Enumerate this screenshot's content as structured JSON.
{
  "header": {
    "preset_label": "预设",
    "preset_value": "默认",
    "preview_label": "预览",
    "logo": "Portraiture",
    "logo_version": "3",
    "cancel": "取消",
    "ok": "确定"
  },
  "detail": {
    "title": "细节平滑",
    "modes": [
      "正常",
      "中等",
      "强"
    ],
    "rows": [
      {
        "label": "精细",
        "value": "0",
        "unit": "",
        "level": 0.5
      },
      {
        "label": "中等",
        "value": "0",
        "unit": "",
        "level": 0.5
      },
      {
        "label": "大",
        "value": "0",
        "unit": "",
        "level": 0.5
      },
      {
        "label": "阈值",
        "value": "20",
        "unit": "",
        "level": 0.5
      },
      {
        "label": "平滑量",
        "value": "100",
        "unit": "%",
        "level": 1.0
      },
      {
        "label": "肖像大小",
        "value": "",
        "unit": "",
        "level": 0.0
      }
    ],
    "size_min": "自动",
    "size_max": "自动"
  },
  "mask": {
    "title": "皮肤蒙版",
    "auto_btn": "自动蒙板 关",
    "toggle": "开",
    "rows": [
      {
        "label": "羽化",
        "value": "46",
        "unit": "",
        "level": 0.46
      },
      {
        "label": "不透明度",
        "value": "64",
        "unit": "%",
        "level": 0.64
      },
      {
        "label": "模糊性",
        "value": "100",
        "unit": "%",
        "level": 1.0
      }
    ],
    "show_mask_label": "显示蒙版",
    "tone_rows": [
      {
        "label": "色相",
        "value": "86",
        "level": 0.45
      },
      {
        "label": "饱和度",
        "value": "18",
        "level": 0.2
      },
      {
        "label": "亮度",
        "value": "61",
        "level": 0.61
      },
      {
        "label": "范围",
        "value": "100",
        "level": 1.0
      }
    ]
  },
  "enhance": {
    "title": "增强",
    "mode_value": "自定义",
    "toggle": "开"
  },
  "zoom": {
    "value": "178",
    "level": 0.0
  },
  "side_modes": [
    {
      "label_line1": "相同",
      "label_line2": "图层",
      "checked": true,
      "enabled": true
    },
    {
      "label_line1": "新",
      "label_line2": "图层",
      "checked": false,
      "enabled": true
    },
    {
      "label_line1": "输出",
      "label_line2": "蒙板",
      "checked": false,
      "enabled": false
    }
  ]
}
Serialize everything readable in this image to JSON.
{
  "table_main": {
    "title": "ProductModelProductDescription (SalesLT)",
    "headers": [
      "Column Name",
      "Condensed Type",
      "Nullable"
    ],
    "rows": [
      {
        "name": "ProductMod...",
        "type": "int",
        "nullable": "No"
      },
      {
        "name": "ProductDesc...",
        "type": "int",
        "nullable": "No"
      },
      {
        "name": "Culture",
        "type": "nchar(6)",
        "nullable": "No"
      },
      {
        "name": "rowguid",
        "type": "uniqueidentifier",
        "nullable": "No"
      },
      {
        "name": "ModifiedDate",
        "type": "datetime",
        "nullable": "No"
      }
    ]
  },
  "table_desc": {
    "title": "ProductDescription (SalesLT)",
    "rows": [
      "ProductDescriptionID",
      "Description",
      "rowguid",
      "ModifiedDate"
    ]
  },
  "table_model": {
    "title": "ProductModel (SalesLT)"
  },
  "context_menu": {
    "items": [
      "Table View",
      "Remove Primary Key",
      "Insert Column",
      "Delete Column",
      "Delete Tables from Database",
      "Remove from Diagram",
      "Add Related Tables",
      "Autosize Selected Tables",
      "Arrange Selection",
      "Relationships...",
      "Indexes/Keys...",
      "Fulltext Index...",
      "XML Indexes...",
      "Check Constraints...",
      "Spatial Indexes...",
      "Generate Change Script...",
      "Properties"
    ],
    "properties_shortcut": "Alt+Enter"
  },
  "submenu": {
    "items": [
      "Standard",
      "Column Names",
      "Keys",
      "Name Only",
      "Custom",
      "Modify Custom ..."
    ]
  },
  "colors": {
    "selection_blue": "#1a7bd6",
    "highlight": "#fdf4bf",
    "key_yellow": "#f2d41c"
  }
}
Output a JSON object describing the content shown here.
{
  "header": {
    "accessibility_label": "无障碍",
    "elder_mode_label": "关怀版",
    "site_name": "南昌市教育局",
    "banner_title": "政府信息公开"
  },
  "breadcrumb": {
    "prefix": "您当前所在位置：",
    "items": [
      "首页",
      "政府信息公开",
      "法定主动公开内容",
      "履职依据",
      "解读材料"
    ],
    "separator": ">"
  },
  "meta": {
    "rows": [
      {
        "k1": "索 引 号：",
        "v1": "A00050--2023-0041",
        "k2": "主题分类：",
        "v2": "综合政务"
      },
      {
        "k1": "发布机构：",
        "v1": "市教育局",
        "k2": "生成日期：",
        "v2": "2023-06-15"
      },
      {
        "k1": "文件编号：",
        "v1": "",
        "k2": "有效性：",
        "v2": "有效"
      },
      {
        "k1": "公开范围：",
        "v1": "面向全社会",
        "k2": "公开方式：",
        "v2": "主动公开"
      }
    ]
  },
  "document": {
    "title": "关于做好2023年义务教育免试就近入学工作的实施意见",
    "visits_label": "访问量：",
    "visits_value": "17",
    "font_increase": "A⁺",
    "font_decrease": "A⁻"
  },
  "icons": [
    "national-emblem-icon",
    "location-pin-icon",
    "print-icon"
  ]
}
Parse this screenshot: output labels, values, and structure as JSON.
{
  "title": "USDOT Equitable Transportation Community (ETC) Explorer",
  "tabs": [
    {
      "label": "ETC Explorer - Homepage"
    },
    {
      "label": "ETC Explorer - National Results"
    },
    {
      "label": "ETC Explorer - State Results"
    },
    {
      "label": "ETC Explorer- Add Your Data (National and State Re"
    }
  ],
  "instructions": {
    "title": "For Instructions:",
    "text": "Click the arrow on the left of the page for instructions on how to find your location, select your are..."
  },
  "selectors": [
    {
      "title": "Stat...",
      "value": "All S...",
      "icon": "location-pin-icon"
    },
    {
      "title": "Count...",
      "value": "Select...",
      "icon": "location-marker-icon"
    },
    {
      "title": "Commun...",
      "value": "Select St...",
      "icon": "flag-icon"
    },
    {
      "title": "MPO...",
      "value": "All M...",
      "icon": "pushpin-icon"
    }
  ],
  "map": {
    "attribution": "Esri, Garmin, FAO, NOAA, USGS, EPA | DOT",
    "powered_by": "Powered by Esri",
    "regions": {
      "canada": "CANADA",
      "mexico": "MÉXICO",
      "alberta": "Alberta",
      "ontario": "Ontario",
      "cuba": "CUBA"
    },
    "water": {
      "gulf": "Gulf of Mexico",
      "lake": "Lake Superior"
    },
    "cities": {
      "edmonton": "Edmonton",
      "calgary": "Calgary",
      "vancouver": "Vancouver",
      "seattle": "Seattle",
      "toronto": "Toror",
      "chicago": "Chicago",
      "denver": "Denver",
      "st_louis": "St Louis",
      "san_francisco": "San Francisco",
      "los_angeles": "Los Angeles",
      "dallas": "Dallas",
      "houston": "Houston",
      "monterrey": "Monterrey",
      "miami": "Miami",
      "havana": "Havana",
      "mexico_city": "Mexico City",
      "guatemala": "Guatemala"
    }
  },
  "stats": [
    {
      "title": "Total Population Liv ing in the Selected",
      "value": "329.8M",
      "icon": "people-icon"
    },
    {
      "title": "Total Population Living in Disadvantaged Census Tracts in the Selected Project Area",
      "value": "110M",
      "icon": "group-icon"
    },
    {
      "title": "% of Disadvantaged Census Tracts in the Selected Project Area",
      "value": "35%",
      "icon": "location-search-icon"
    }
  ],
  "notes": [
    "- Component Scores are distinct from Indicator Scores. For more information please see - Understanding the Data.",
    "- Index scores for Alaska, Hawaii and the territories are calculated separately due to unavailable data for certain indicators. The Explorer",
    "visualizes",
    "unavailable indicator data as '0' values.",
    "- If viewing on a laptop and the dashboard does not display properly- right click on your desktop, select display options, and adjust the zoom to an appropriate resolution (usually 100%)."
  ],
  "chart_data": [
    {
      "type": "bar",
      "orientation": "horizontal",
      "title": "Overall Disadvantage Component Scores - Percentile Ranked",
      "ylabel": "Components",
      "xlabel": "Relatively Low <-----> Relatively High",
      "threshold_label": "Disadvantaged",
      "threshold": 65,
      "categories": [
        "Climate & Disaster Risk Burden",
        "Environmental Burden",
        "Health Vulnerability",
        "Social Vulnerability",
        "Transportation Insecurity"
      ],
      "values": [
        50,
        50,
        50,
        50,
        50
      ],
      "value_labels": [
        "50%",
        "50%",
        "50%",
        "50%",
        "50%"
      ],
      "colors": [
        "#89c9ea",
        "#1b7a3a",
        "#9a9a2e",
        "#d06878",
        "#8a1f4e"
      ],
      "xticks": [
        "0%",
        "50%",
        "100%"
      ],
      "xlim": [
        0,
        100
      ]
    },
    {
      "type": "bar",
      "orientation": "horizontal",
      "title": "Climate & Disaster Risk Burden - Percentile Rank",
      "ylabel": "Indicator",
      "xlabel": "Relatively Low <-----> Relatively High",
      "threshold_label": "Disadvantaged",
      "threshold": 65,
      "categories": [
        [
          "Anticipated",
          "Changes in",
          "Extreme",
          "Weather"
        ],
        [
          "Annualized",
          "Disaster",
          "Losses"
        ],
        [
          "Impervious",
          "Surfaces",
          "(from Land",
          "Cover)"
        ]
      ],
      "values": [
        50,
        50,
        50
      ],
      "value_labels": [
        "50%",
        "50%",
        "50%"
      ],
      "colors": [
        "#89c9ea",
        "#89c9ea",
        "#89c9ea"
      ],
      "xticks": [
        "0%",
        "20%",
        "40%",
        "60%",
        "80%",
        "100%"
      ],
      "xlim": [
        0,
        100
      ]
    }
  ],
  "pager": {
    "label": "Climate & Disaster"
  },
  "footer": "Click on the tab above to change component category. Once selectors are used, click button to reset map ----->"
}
■ ■ ■ ■
**DIRECTION:** In the records above, locate the lines holding the word "Disaster". Copy each of them.

**WRITTEN RESPONSE:**
        "Climate & Disaster Risk Burden",
      "title": "Climate & Disaster Risk Burden - Percentile Rank",
          "Disaster",
    "label": "Climate & Disaster"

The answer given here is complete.